- Required task -
Quote every line below exactly and skip any picture.

## start Records for the task

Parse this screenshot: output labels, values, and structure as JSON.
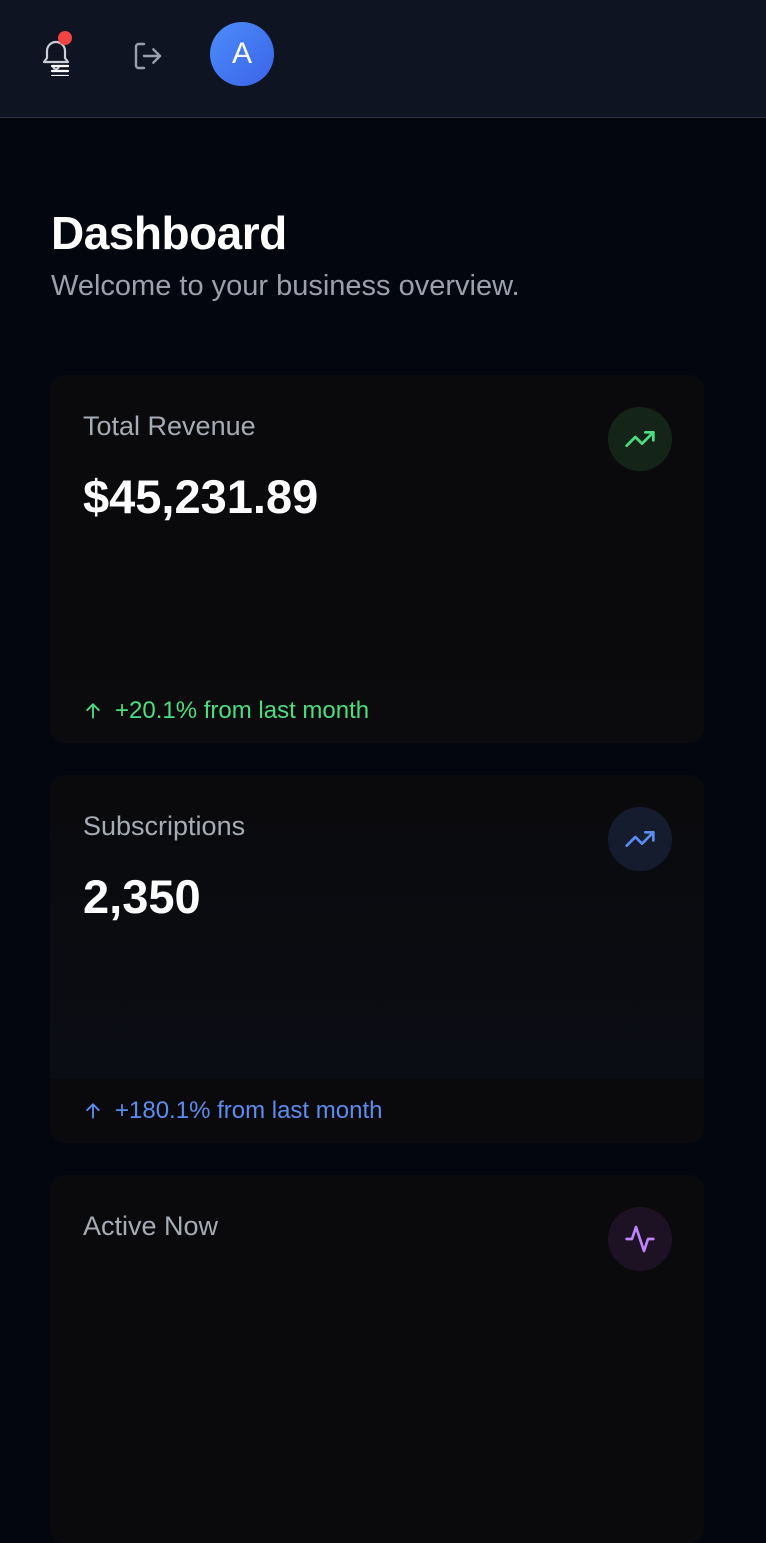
{
  "header": {
    "notification_icon": "bell-menu-icon",
    "logout_icon": "logout-icon",
    "avatar_initial": "A"
  },
  "page": {
    "title": "Dashboard",
    "subtitle": "Welcome to your business overview."
  },
  "cards": [
    {
      "label": "Total Revenue",
      "value": "$45,231.89",
      "icon": "trending-up-icon",
      "change": "+20.1% from last month",
      "accent": "#4ade80"
    },
    {
      "label": "Subscriptions",
      "value": "2,350",
      "icon": "trending-up-icon",
      "change": "+180.1% from last month",
      "accent": "#5b8def"
    },
    {
      "label": "Active Now",
      "icon": "activity-icon",
      "accent": "#c084fc"
    }
  ],
  "colors": {
    "background": "#03050f",
    "topbar": "#0f1422",
    "notification_dot": "#ef4444",
    "avatar": "#4c8dfb"
  }
}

## end Records for the task

- Task answer -
Parse this screenshot: output labels, values, and structure as JSON.
{
  "header": {
    "notification_icon": "bell-menu-icon",
    "logout_icon": "logout-icon",
    "avatar_initial": "A"
  },
  "page": {
    "title": "Dashboard",
    "subtitle": "Welcome to your business overview."
  },
  "cards": [
    {
      "label": "Total Revenue",
      "value": "$45,231.89",
      "icon": "trending-up-icon",
      "change": "+20.1% from last month",
      "accent": "#4ade80"
    },
    {
      "label": "Subscriptions",
      "value": "2,350",
      "icon": "trending-up-icon",
      "change": "+180.1% from last month",
      "accent": "#5b8def"
    },
    {
      "label": "Active Now",
      "icon": "activity-icon",
      "accent": "#c084fc"
    }
  ],
  "colors": {
    "background": "#03050f",
    "topbar": "#0f1422",
    "notification_dot": "#ef4444",
    "avatar": "#4c8dfb"
  }
}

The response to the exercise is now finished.